* **WHAT IS NEEDED**
Locate every line that holds the string "name" and copy it.

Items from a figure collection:
##############################

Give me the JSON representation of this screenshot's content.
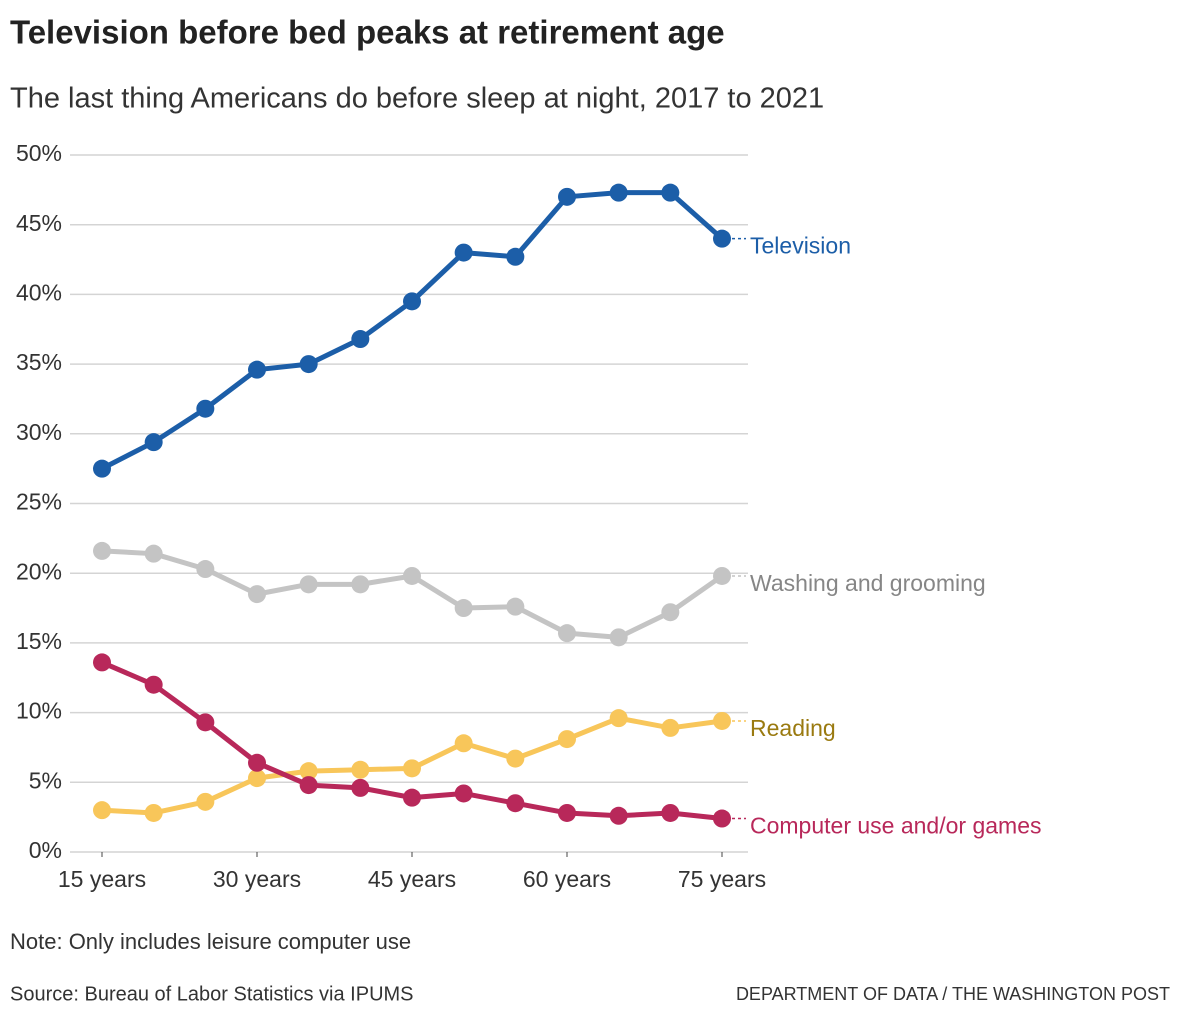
{
  "chart_data": {
    "type": "line",
    "title": "Television before bed peaks at retirement age",
    "subtitle": "The last thing Americans do before sleep at night, 2017 to 2021",
    "note": "Note: Only includes leisure computer use",
    "source": "Source: Bureau of Labor Statistics via IPUMS",
    "credit": "DEPARTMENT OF DATA / THE WASHINGTON POST",
    "x": [
      15,
      20,
      25,
      30,
      35,
      40,
      45,
      50,
      55,
      60,
      65,
      70,
      75
    ],
    "xlim": [
      15,
      75
    ],
    "xticks": [
      {
        "value": 15,
        "label": "15 years"
      },
      {
        "value": 30,
        "label": "30 years"
      },
      {
        "value": 45,
        "label": "45 years"
      },
      {
        "value": 60,
        "label": "60 years"
      },
      {
        "value": 75,
        "label": "75 years"
      }
    ],
    "ylim": [
      0,
      50
    ],
    "yticks": [
      {
        "value": 0,
        "label": "0%"
      },
      {
        "value": 5,
        "label": "5%"
      },
      {
        "value": 10,
        "label": "10%"
      },
      {
        "value": 15,
        "label": "15%"
      },
      {
        "value": 20,
        "label": "20%"
      },
      {
        "value": 25,
        "label": "25%"
      },
      {
        "value": 30,
        "label": "30%"
      },
      {
        "value": 35,
        "label": "35%"
      },
      {
        "value": 40,
        "label": "40%"
      },
      {
        "value": 45,
        "label": "45%"
      },
      {
        "value": 50,
        "label": "50%"
      }
    ],
    "grid": true,
    "series": [
      {
        "name": "Washing and grooming",
        "color": "#c4c4c4",
        "label_color": "#868686",
        "values": [
          21.6,
          21.4,
          20.3,
          18.5,
          19.2,
          19.2,
          19.8,
          17.5,
          17.6,
          15.7,
          15.4,
          17.2,
          19.8
        ]
      },
      {
        "name": "Reading",
        "color": "#f8c65a",
        "label_color": "#9a7a10",
        "values": [
          3.0,
          2.8,
          3.6,
          5.3,
          5.8,
          5.9,
          6.0,
          7.8,
          6.7,
          8.1,
          9.6,
          8.9,
          9.4
        ]
      },
      {
        "name": "Computer use and/or games",
        "color": "#b8285a",
        "label_color": "#b8285a",
        "values": [
          13.6,
          12.0,
          9.3,
          6.4,
          4.8,
          4.6,
          3.9,
          4.2,
          3.5,
          2.8,
          2.6,
          2.8,
          2.4
        ]
      },
      {
        "name": "Television",
        "color": "#1c5ea8",
        "label_color": "#1c5ea8",
        "values": [
          27.5,
          29.4,
          31.8,
          34.6,
          35.0,
          36.8,
          39.5,
          43.0,
          42.7,
          47.0,
          47.3,
          47.3,
          44.0
        ]
      }
    ]
  }
}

##############################

* **FINISHED TASK**
        "name": "Washing and grooming",
        "name": "Reading",
        "name": "Computer use and/or games",
        "name": "Television",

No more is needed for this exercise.